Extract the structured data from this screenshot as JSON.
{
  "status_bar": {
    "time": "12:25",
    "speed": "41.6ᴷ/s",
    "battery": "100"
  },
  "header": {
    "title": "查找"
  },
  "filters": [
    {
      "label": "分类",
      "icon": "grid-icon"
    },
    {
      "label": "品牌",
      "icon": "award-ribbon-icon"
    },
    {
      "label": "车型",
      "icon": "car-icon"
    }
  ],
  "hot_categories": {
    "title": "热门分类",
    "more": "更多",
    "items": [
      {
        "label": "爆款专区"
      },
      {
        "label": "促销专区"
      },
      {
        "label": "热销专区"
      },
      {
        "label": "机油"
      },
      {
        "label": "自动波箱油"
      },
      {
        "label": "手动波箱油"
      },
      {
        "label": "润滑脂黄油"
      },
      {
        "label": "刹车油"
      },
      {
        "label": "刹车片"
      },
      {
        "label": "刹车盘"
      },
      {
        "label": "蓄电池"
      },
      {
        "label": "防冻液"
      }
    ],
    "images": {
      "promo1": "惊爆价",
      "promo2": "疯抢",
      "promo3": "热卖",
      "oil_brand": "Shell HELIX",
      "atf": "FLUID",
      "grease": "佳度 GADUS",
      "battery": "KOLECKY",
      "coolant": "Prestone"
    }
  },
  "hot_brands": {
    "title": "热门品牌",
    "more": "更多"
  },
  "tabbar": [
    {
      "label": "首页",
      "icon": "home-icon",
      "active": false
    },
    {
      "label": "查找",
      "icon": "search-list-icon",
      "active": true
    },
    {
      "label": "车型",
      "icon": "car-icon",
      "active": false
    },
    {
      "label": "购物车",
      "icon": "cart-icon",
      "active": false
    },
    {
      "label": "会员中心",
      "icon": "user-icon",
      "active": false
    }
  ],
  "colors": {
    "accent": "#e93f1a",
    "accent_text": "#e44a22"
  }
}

+ + + +

Stated problem: Print the material verbatim, all of it.

Reply:
Extract the structured data from this screenshot as JSON.
{
  "status_bar": {
    "time": "12:25",
    "speed": "41.6ᴷ/s",
    "battery": "100"
  },
  "header": {
    "title": "查找"
  },
  "filters": [
    {
      "label": "分类",
      "icon": "grid-icon"
    },
    {
      "label": "品牌",
      "icon": "award-ribbon-icon"
    },
    {
      "label": "车型",
      "icon": "car-icon"
    }
  ],
  "hot_categories": {
    "title": "热门分类",
    "more": "更多",
    "items": [
      {
        "label": "爆款专区"
      },
      {
        "label": "促销专区"
      },
      {
        "label": "热销专区"
      },
      {
        "label": "机油"
      },
      {
        "label": "自动波箱油"
      },
      {
        "label": "手动波箱油"
      },
      {
        "label": "润滑脂黄油"
      },
      {
        "label": "刹车油"
      },
      {
        "label": "刹车片"
      },
      {
        "label": "刹车盘"
      },
      {
        "label": "蓄电池"
      },
      {
        "label": "防冻液"
      }
    ],
    "images": {
      "promo1": "惊爆价",
      "promo2": "疯抢",
      "promo3": "热卖",
      "oil_brand": "Shell HELIX",
      "atf": "FLUID",
      "grease": "佳度 GADUS",
      "battery": "KOLECKY",
      "coolant": "Prestone"
    }
  },
  "hot_brands": {
    "title": "热门品牌",
    "more": "更多"
  },
  "tabbar": [
    {
      "label": "首页",
      "icon": "home-icon",
      "active": false
    },
    {
      "label": "查找",
      "icon": "search-list-icon",
      "active": true
    },
    {
      "label": "车型",
      "icon": "car-icon",
      "active": false
    },
    {
      "label": "购物车",
      "icon": "cart-icon",
      "active": false
    },
    {
      "label": "会员中心",
      "icon": "user-icon",
      "active": false
    }
  ],
  "colors": {
    "accent": "#e93f1a",
    "accent_text": "#e44a22"
  }
}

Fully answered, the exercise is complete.